Stated exercise
Collect all the lines that mention the word "fund".

>> Begin

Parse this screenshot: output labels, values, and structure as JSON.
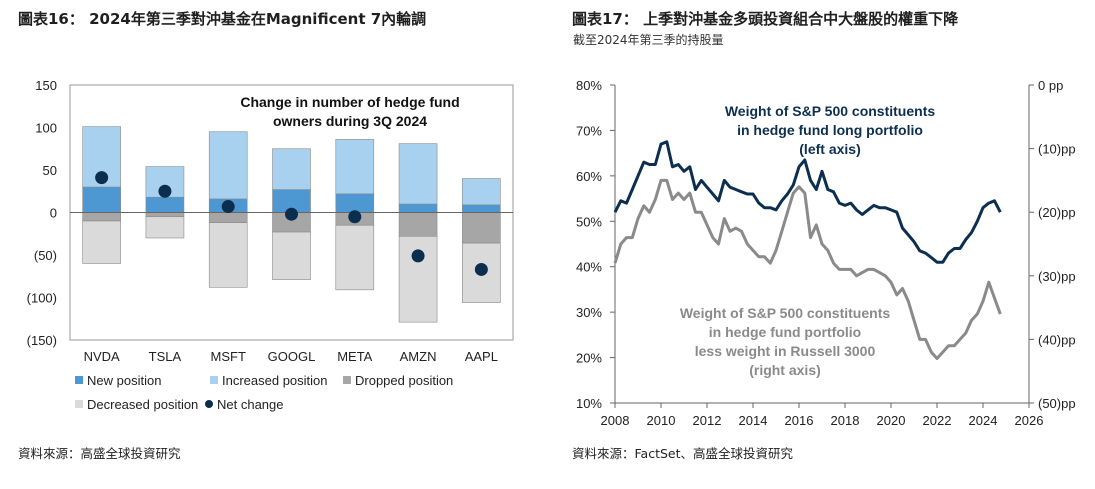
{
  "left": {
    "figure_title": "圖表16： 2024年第三季對沖基金在Magnificent 7內輪調",
    "source": "資料來源：高盛全球投資研究",
    "chart_data": {
      "type": "bar",
      "title": "Change in number of hedge fund owners during 3Q 2024",
      "categories": [
        "NVDA",
        "TSLA",
        "MSFT",
        "GOOGL",
        "META",
        "AMZN",
        "AAPL"
      ],
      "series": [
        {
          "name": "New position",
          "color": "#4d97d2",
          "values": [
            30,
            18,
            16,
            27,
            22,
            10,
            9
          ]
        },
        {
          "name": "Increased position",
          "color": "#a8d1ef",
          "values": [
            71,
            36,
            79,
            48,
            64,
            71,
            31
          ]
        },
        {
          "name": "Dropped position",
          "color": "#a6a6a6",
          "values": [
            -10,
            -5,
            -12,
            -23,
            -15,
            -28,
            -36
          ]
        },
        {
          "name": "Decreased position",
          "color": "#dadada",
          "values": [
            -50,
            -25,
            -76,
            -56,
            -76,
            -101,
            -70
          ]
        },
        {
          "name": "Net change",
          "color": "#0b2e4f",
          "values": [
            41,
            25,
            7,
            -2,
            -5,
            -51,
            -67
          ]
        }
      ],
      "yticks": [
        "150",
        "100",
        "50",
        "0",
        "(50)",
        "(100)",
        "(150)"
      ],
      "ylim": [
        -150,
        150
      ],
      "legend_position": "bottom"
    }
  },
  "right": {
    "figure_title": "圖表17： 上季對沖基金多頭投資組合中大盤股的權重下降",
    "figure_subtitle": "截至2024年第三季的持股量",
    "source": "資料來源：FactSet、高盛全球投資研究",
    "chart_data": {
      "type": "line",
      "x": [
        2008.0,
        2008.25,
        2008.5,
        2008.75,
        2009.0,
        2009.25,
        2009.5,
        2009.75,
        2010.0,
        2010.25,
        2010.5,
        2010.75,
        2011.0,
        2011.25,
        2011.5,
        2011.75,
        2012.0,
        2012.25,
        2012.5,
        2012.75,
        2013.0,
        2013.25,
        2013.5,
        2013.75,
        2014.0,
        2014.25,
        2014.5,
        2014.75,
        2015.0,
        2015.25,
        2015.5,
        2015.75,
        2016.0,
        2016.25,
        2016.5,
        2016.75,
        2017.0,
        2017.25,
        2017.5,
        2017.75,
        2018.0,
        2018.25,
        2018.5,
        2018.75,
        2019.0,
        2019.25,
        2019.5,
        2019.75,
        2020.0,
        2020.25,
        2020.5,
        2020.75,
        2021.0,
        2021.25,
        2021.5,
        2021.75,
        2022.0,
        2022.25,
        2022.5,
        2022.75,
        2023.0,
        2023.25,
        2023.5,
        2023.75,
        2024.0,
        2024.25,
        2024.5,
        2024.75
      ],
      "series": [
        {
          "name": "Weight of S&P 500 constituents in hedge fund long portfolio (left axis)",
          "axis": "left",
          "color": "#0d2f4f",
          "values": [
            52,
            54.5,
            54,
            57,
            60,
            63,
            62.5,
            62.5,
            67,
            67.5,
            62,
            62.5,
            61,
            62,
            57,
            59,
            57.5,
            56,
            54.5,
            59,
            57.5,
            57,
            56.5,
            56,
            56,
            54,
            53,
            53,
            52.5,
            54.5,
            56,
            58,
            62,
            63.5,
            59,
            57,
            61,
            57,
            56.5,
            54,
            53.5,
            54,
            52.5,
            51.5,
            52.5,
            53.5,
            53,
            53,
            52.5,
            52,
            48.5,
            47,
            45.5,
            43.5,
            43,
            42,
            41,
            41,
            43,
            44,
            44,
            46,
            47.5,
            50,
            53,
            54,
            54.5,
            52
          ]
        },
        {
          "name": "Weight of S&P 500 constituents in hedge fund portfolio less weight in Russell 3000 (right axis)",
          "axis": "right",
          "color": "#8a8a8a",
          "values": [
            -28,
            -25,
            -24,
            -24,
            -21,
            -19,
            -20,
            -18,
            -15,
            -15,
            -18,
            -17,
            -18,
            -17,
            -20,
            -20,
            -22,
            -24,
            -25,
            -21,
            -23,
            -22.5,
            -23,
            -25,
            -26,
            -27,
            -27,
            -28,
            -26,
            -23,
            -20,
            -17,
            -16,
            -17,
            -24,
            -22,
            -25,
            -26,
            -28,
            -29,
            -29,
            -29,
            -30,
            -29.5,
            -29,
            -29,
            -29.5,
            -30,
            -31,
            -33,
            -32,
            -34,
            -37,
            -40,
            -40,
            -42,
            -43,
            -42,
            -41,
            -41,
            -40,
            -39,
            -37,
            -36,
            -34,
            -31,
            -33.5,
            -36
          ]
        }
      ],
      "annotations": [
        "Weight of S&P 500 constituents in hedge fund long portfolio (left axis)",
        "Weight of S&P 500 constituents in hedge fund portfolio less weight in Russell 3000 (right axis)"
      ],
      "xticks": [
        "2008",
        "2010",
        "2012",
        "2014",
        "2016",
        "2018",
        "2020",
        "2022",
        "2024",
        "2026"
      ],
      "xlim": [
        2008,
        2026
      ],
      "yticks_left": [
        "80%",
        "70%",
        "60%",
        "50%",
        "40%",
        "30%",
        "20%",
        "10%"
      ],
      "ylim_left": [
        10,
        80
      ],
      "yticks_right": [
        "0 pp",
        "(10)pp",
        "(20)pp",
        "(30)pp",
        "(40)pp",
        "(50)pp"
      ],
      "ylim_right": [
        -50,
        0
      ]
    }
  }
}
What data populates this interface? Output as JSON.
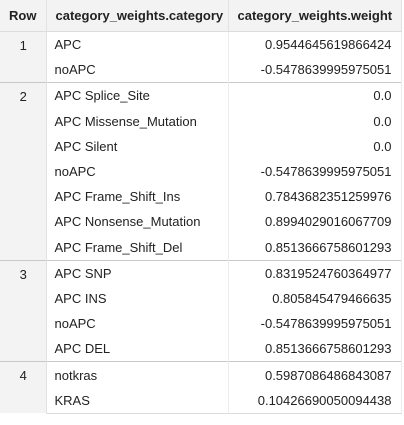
{
  "table": {
    "headers": {
      "row": "Row",
      "category": "category_weights.category",
      "weight": "category_weights.weight"
    },
    "groups": [
      {
        "row": "1",
        "entries": [
          {
            "category": "APC",
            "weight": "0.9544645619866424"
          },
          {
            "category": "noAPC",
            "weight": "-0.5478639995975051"
          }
        ]
      },
      {
        "row": "2",
        "entries": [
          {
            "category": "APC Splice_Site",
            "weight": "0.0"
          },
          {
            "category": "APC Missense_Mutation",
            "weight": "0.0"
          },
          {
            "category": "APC Silent",
            "weight": "0.0"
          },
          {
            "category": "noAPC",
            "weight": "-0.5478639995975051"
          },
          {
            "category": "APC Frame_Shift_Ins",
            "weight": "0.7843682351259976"
          },
          {
            "category": "APC Nonsense_Mutation",
            "weight": "0.8994029016067709"
          },
          {
            "category": "APC Frame_Shift_Del",
            "weight": "0.8513666758601293"
          }
        ]
      },
      {
        "row": "3",
        "entries": [
          {
            "category": "APC SNP",
            "weight": "0.8319524760364977"
          },
          {
            "category": "APC INS",
            "weight": "0.805845479466635"
          },
          {
            "category": "noAPC",
            "weight": "-0.5478639995975051"
          },
          {
            "category": "APC DEL",
            "weight": "0.8513666758601293"
          }
        ]
      },
      {
        "row": "4",
        "entries": [
          {
            "category": "notkras",
            "weight": "0.5987086486843087"
          },
          {
            "category": "KRAS",
            "weight": "0.10426690050094438"
          }
        ]
      }
    ]
  }
}
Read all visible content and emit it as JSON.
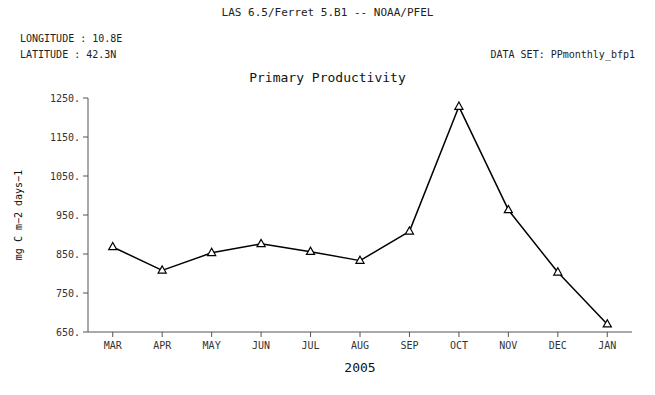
{
  "chart_data": {
    "type": "line",
    "title": "Primary Productivity",
    "annotations": [
      "LAS 6.5/Ferret  5.B1  --  NOAA/PFEL",
      "LONGITUDE : 10.8E",
      "LATITUDE : 42.3N",
      "DATA SET: PPmonthly_bfp1"
    ],
    "x_label": "2005",
    "y_label": "mg C m−2 days−1",
    "categories": [
      "MAR",
      "APR",
      "MAY",
      "JUN",
      "JUL",
      "AUG",
      "SEP",
      "OCT",
      "NOV",
      "DEC",
      "JAN"
    ],
    "values": [
      868,
      808,
      853,
      876,
      856,
      833,
      908,
      1228,
      963,
      803,
      670
    ],
    "color": "#000000",
    "marker": "triangle",
    "grid": false,
    "ylim": [
      650,
      1250
    ],
    "yticks": [
      {
        "value": 650,
        "label": "650."
      },
      {
        "value": 750,
        "label": "750."
      },
      {
        "value": 850,
        "label": "850."
      },
      {
        "value": 950,
        "label": "950."
      },
      {
        "value": 1050,
        "label": "1050."
      },
      {
        "value": 1150,
        "label": "1150."
      },
      {
        "value": 1250,
        "label": "1250."
      }
    ]
  }
}
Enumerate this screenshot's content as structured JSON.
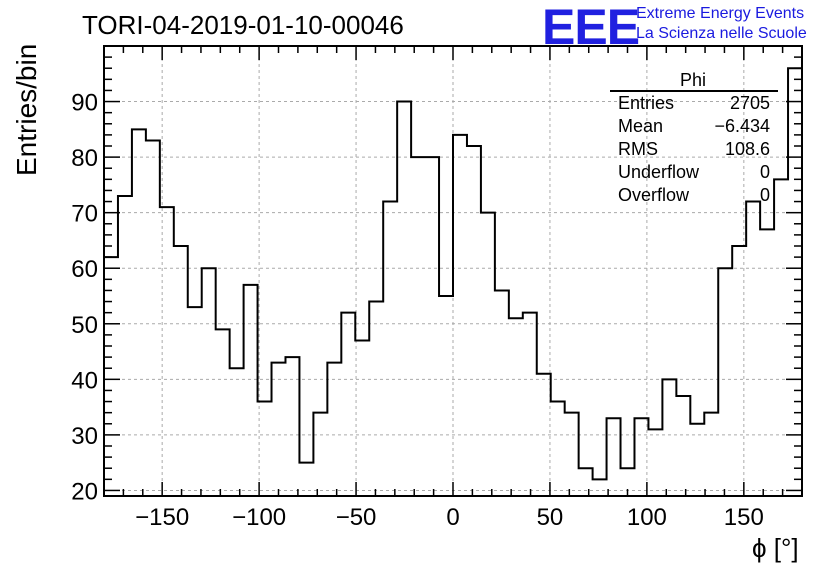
{
  "page_title": "TORI-04-2019-01-10-00046",
  "logo": {
    "mark": "EEE",
    "line1": "Extreme Energy Events",
    "line2": "La Scienza nelle Scuole"
  },
  "stats_box": {
    "title": "Phi",
    "rows": [
      {
        "label": "Entries",
        "value": "2705"
      },
      {
        "label": "Mean",
        "value": "−6.434"
      },
      {
        "label": "RMS",
        "value": "108.6"
      },
      {
        "label": "Underflow",
        "value": "0"
      },
      {
        "label": "Overflow",
        "value": "0"
      }
    ]
  },
  "chart_data": {
    "type": "bar",
    "style": "step-histogram",
    "title": "TORI-04-2019-01-10-00046",
    "xlabel": "ϕ [°]",
    "ylabel": "Entries/bin",
    "xlim": [
      -180,
      180
    ],
    "ylim": [
      19,
      100
    ],
    "grid": true,
    "bin_width": 7.2,
    "x_ticks": [
      -150,
      -100,
      -50,
      0,
      50,
      100,
      150
    ],
    "x_tick_labels": [
      "−150",
      "−100",
      "−50",
      "0",
      "50",
      "100",
      "150"
    ],
    "y_ticks": [
      20,
      30,
      40,
      50,
      60,
      70,
      80,
      90
    ],
    "y_tick_labels": [
      "20",
      "30",
      "40",
      "50",
      "60",
      "70",
      "80",
      "90"
    ],
    "values": [
      62,
      73,
      85,
      83,
      71,
      64,
      53,
      60,
      49,
      42,
      57,
      36,
      43,
      44,
      25,
      34,
      43,
      52,
      47,
      54,
      72,
      90,
      80,
      80,
      55,
      84,
      82,
      70,
      56,
      51,
      52,
      41,
      36,
      34,
      24,
      22,
      33,
      24,
      33,
      31,
      40,
      37,
      32,
      34,
      60,
      64,
      72,
      67,
      76,
      96
    ]
  }
}
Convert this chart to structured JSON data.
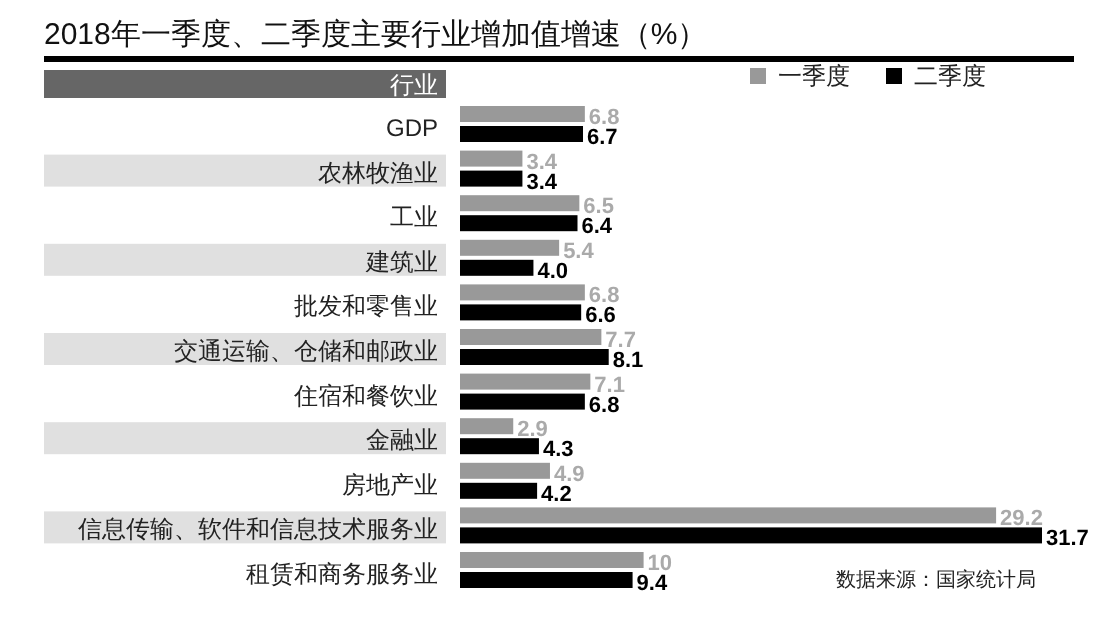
{
  "chart_data": {
    "type": "bar",
    "orientation": "horizontal",
    "title": "2018年一季度、二季度主要行业增加值增速（%）",
    "ylabel": "行业",
    "categories": [
      "GDP",
      "农林牧渔业",
      "工业",
      "建筑业",
      "批发和零售业",
      "交通运输、仓储和邮政业",
      "住宿和餐饮业",
      "金融业",
      "房地产业",
      "信息传输、软件和信息技术服务业",
      "租赁和商务服务业"
    ],
    "series": [
      {
        "name": "一季度",
        "color": "#999999",
        "values": [
          6.8,
          3.4,
          6.5,
          5.4,
          6.8,
          7.7,
          7.1,
          2.9,
          4.9,
          29.2,
          10
        ],
        "value_labels": [
          "6.8",
          "3.4",
          "6.5",
          "5.4",
          "6.8",
          "7.7",
          "7.1",
          "2.9",
          "4.9",
          "29.2",
          "10"
        ]
      },
      {
        "name": "二季度",
        "color": "#000000",
        "values": [
          6.7,
          3.4,
          6.4,
          4.0,
          6.6,
          8.1,
          6.8,
          4.3,
          4.2,
          31.7,
          9.4
        ],
        "value_labels": [
          "6.7",
          "3.4",
          "6.4",
          "4.0",
          "6.6",
          "8.1",
          "6.8",
          "4.3",
          "4.2",
          "31.7",
          "9.4"
        ]
      }
    ],
    "legend": "top right",
    "annotations": [
      "数据来源：国家统计局"
    ]
  }
}
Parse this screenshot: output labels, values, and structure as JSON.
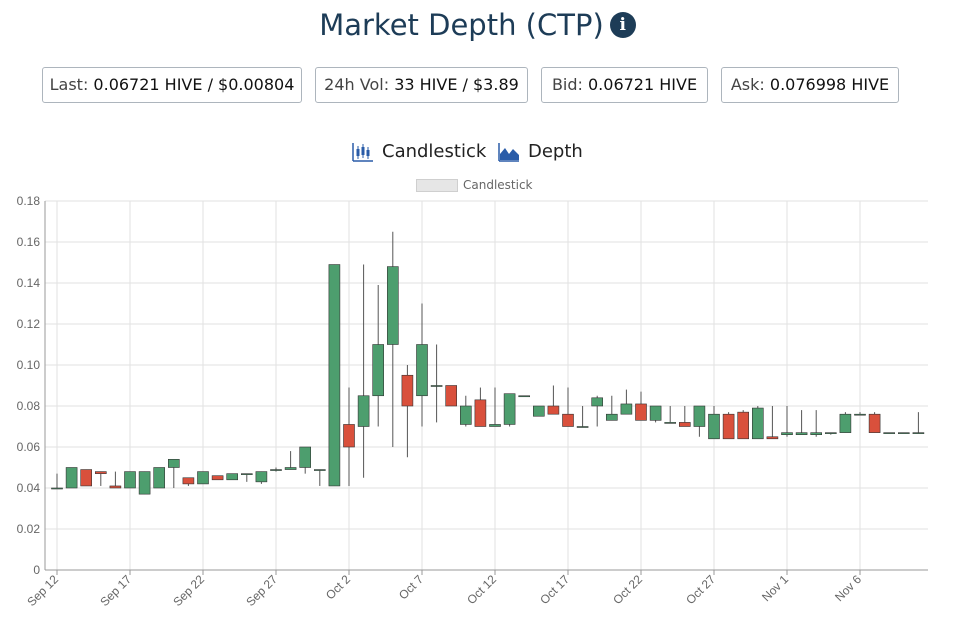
{
  "header": {
    "title": "Market Depth (CTP)",
    "info_icon": "info-icon"
  },
  "stats": {
    "last": {
      "label": "Last:",
      "value": "0.06721 HIVE / $0.00804"
    },
    "vol": {
      "label": "24h Vol:",
      "value": "33 HIVE / $3.89"
    },
    "bid": {
      "label": "Bid:",
      "value": "0.06721 HIVE"
    },
    "ask": {
      "label": "Ask:",
      "value": "0.076998 HIVE"
    }
  },
  "tabs": {
    "candlestick": {
      "label": "Candlestick",
      "icon": "candlestick-icon"
    },
    "depth": {
      "label": "Depth",
      "icon": "area-chart-icon"
    }
  },
  "colors": {
    "up": "#4d9e6e",
    "down": "#d9503c",
    "accent": "#1d3c57",
    "icon": "#2a5ca8"
  },
  "chart_data": {
    "type": "candlestick",
    "legend": [
      "Candlestick"
    ],
    "legend_position": "top-center",
    "grid": true,
    "ylim": [
      0,
      0.18
    ],
    "yticks": [
      "0",
      "0.02",
      "0.04",
      "0.06",
      "0.08",
      "0.10",
      "0.12",
      "0.14",
      "0.16",
      "0.18"
    ],
    "xlim": [
      "Sep 12",
      "Nov 11"
    ],
    "xticks": [
      "Sep 12",
      "Sep 17",
      "Sep 22",
      "Sep 27",
      "Oct 2",
      "Oct 7",
      "Oct 12",
      "Oct 17",
      "Oct 22",
      "Oct 27",
      "Nov 1",
      "Nov 6"
    ],
    "candles": [
      {
        "date": "Sep 12",
        "open": 0.04,
        "high": 0.047,
        "low": 0.04,
        "close": 0.04
      },
      {
        "date": "Sep 13",
        "open": 0.04,
        "high": 0.05,
        "low": 0.04,
        "close": 0.05
      },
      {
        "date": "Sep 14",
        "open": 0.049,
        "high": 0.049,
        "low": 0.041,
        "close": 0.041
      },
      {
        "date": "Sep 15",
        "open": 0.048,
        "high": 0.048,
        "low": 0.041,
        "close": 0.047
      },
      {
        "date": "Sep 16",
        "open": 0.041,
        "high": 0.048,
        "low": 0.04,
        "close": 0.04
      },
      {
        "date": "Sep 17",
        "open": 0.04,
        "high": 0.048,
        "low": 0.04,
        "close": 0.048
      },
      {
        "date": "Sep 18",
        "open": 0.037,
        "high": 0.048,
        "low": 0.037,
        "close": 0.048
      },
      {
        "date": "Sep 19",
        "open": 0.04,
        "high": 0.05,
        "low": 0.04,
        "close": 0.05
      },
      {
        "date": "Sep 20",
        "open": 0.05,
        "high": 0.054,
        "low": 0.04,
        "close": 0.054
      },
      {
        "date": "Sep 21",
        "open": 0.045,
        "high": 0.045,
        "low": 0.041,
        "close": 0.042
      },
      {
        "date": "Sep 22",
        "open": 0.042,
        "high": 0.048,
        "low": 0.042,
        "close": 0.048
      },
      {
        "date": "Sep 23",
        "open": 0.046,
        "high": 0.046,
        "low": 0.044,
        "close": 0.044
      },
      {
        "date": "Sep 24",
        "open": 0.044,
        "high": 0.047,
        "low": 0.044,
        "close": 0.047
      },
      {
        "date": "Sep 25",
        "open": 0.047,
        "high": 0.047,
        "low": 0.043,
        "close": 0.047
      },
      {
        "date": "Sep 26",
        "open": 0.043,
        "high": 0.048,
        "low": 0.042,
        "close": 0.048
      },
      {
        "date": "Sep 27",
        "open": 0.049,
        "high": 0.05,
        "low": 0.048,
        "close": 0.049
      },
      {
        "date": "Sep 28",
        "open": 0.049,
        "high": 0.058,
        "low": 0.049,
        "close": 0.05
      },
      {
        "date": "Sep 29",
        "open": 0.05,
        "high": 0.06,
        "low": 0.047,
        "close": 0.06
      },
      {
        "date": "Sep 30",
        "open": 0.049,
        "high": 0.049,
        "low": 0.041,
        "close": 0.049
      },
      {
        "date": "Oct 1",
        "open": 0.041,
        "high": 0.149,
        "low": 0.041,
        "close": 0.149
      },
      {
        "date": "Oct 2",
        "open": 0.071,
        "high": 0.089,
        "low": 0.041,
        "close": 0.06
      },
      {
        "date": "Oct 3",
        "open": 0.07,
        "high": 0.149,
        "low": 0.045,
        "close": 0.085
      },
      {
        "date": "Oct 4",
        "open": 0.085,
        "high": 0.139,
        "low": 0.07,
        "close": 0.11
      },
      {
        "date": "Oct 5",
        "open": 0.11,
        "high": 0.165,
        "low": 0.06,
        "close": 0.148
      },
      {
        "date": "Oct 6",
        "open": 0.095,
        "high": 0.1,
        "low": 0.055,
        "close": 0.08
      },
      {
        "date": "Oct 7",
        "open": 0.085,
        "high": 0.13,
        "low": 0.07,
        "close": 0.11
      },
      {
        "date": "Oct 8",
        "open": 0.09,
        "high": 0.11,
        "low": 0.072,
        "close": 0.09
      },
      {
        "date": "Oct 9",
        "open": 0.09,
        "high": 0.09,
        "low": 0.08,
        "close": 0.08
      },
      {
        "date": "Oct 10",
        "open": 0.071,
        "high": 0.085,
        "low": 0.07,
        "close": 0.08
      },
      {
        "date": "Oct 11",
        "open": 0.083,
        "high": 0.089,
        "low": 0.07,
        "close": 0.07
      },
      {
        "date": "Oct 12",
        "open": 0.07,
        "high": 0.089,
        "low": 0.07,
        "close": 0.071
      },
      {
        "date": "Oct 13",
        "open": 0.071,
        "high": 0.086,
        "low": 0.07,
        "close": 0.086
      },
      {
        "date": "Oct 14",
        "open": 0.085,
        "high": 0.085,
        "low": 0.085,
        "close": 0.085
      },
      {
        "date": "Oct 15",
        "open": 0.075,
        "high": 0.08,
        "low": 0.075,
        "close": 0.08
      },
      {
        "date": "Oct 16",
        "open": 0.08,
        "high": 0.09,
        "low": 0.076,
        "close": 0.076
      },
      {
        "date": "Oct 17",
        "open": 0.076,
        "high": 0.089,
        "low": 0.07,
        "close": 0.07
      },
      {
        "date": "Oct 18",
        "open": 0.07,
        "high": 0.08,
        "low": 0.07,
        "close": 0.07
      },
      {
        "date": "Oct 19",
        "open": 0.08,
        "high": 0.085,
        "low": 0.07,
        "close": 0.084
      },
      {
        "date": "Oct 20",
        "open": 0.073,
        "high": 0.085,
        "low": 0.073,
        "close": 0.076
      },
      {
        "date": "Oct 21",
        "open": 0.076,
        "high": 0.088,
        "low": 0.076,
        "close": 0.081
      },
      {
        "date": "Oct 22",
        "open": 0.081,
        "high": 0.087,
        "low": 0.073,
        "close": 0.073
      },
      {
        "date": "Oct 23",
        "open": 0.073,
        "high": 0.08,
        "low": 0.072,
        "close": 0.08
      },
      {
        "date": "Oct 24",
        "open": 0.072,
        "high": 0.08,
        "low": 0.072,
        "close": 0.072
      },
      {
        "date": "Oct 25",
        "open": 0.072,
        "high": 0.08,
        "low": 0.07,
        "close": 0.07
      },
      {
        "date": "Oct 26",
        "open": 0.07,
        "high": 0.08,
        "low": 0.065,
        "close": 0.08
      },
      {
        "date": "Oct 27",
        "open": 0.064,
        "high": 0.08,
        "low": 0.064,
        "close": 0.076
      },
      {
        "date": "Oct 28",
        "open": 0.076,
        "high": 0.077,
        "low": 0.064,
        "close": 0.064
      },
      {
        "date": "Oct 29",
        "open": 0.077,
        "high": 0.078,
        "low": 0.064,
        "close": 0.064
      },
      {
        "date": "Oct 30",
        "open": 0.064,
        "high": 0.08,
        "low": 0.064,
        "close": 0.079
      },
      {
        "date": "Oct 31",
        "open": 0.065,
        "high": 0.08,
        "low": 0.064,
        "close": 0.064
      },
      {
        "date": "Nov 1",
        "open": 0.066,
        "high": 0.08,
        "low": 0.065,
        "close": 0.067
      },
      {
        "date": "Nov 2",
        "open": 0.066,
        "high": 0.078,
        "low": 0.066,
        "close": 0.067
      },
      {
        "date": "Nov 3",
        "open": 0.066,
        "high": 0.078,
        "low": 0.065,
        "close": 0.067
      },
      {
        "date": "Nov 4",
        "open": 0.067,
        "high": 0.067,
        "low": 0.066,
        "close": 0.067
      },
      {
        "date": "Nov 5",
        "open": 0.067,
        "high": 0.077,
        "low": 0.067,
        "close": 0.076
      },
      {
        "date": "Nov 6",
        "open": 0.076,
        "high": 0.077,
        "low": 0.076,
        "close": 0.076
      },
      {
        "date": "Nov 7",
        "open": 0.076,
        "high": 0.077,
        "low": 0.067,
        "close": 0.067
      },
      {
        "date": "Nov 8",
        "open": 0.067,
        "high": 0.067,
        "low": 0.067,
        "close": 0.067
      },
      {
        "date": "Nov 9",
        "open": 0.067,
        "high": 0.067,
        "low": 0.067,
        "close": 0.067
      },
      {
        "date": "Nov 10",
        "open": 0.067,
        "high": 0.077,
        "low": 0.067,
        "close": 0.067
      }
    ]
  }
}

>> End

Output
      "title": "Change in number of hedge fund owners during 3Q 2024",
          "name": "Weight of S&P 500 constituents in hedge fund long portfolio (left axis)",
          "name": "Weight of S&P 500 constituents in hedge fund portfolio less weight in Russell 3000 (right axis)",
        "Weight of S&P 500 constituents in hedge fund long portfolio (left axis)",
        "Weight of S&P 500 constituents in hedge fund portfolio less weight in Russell 3000 (right axis)"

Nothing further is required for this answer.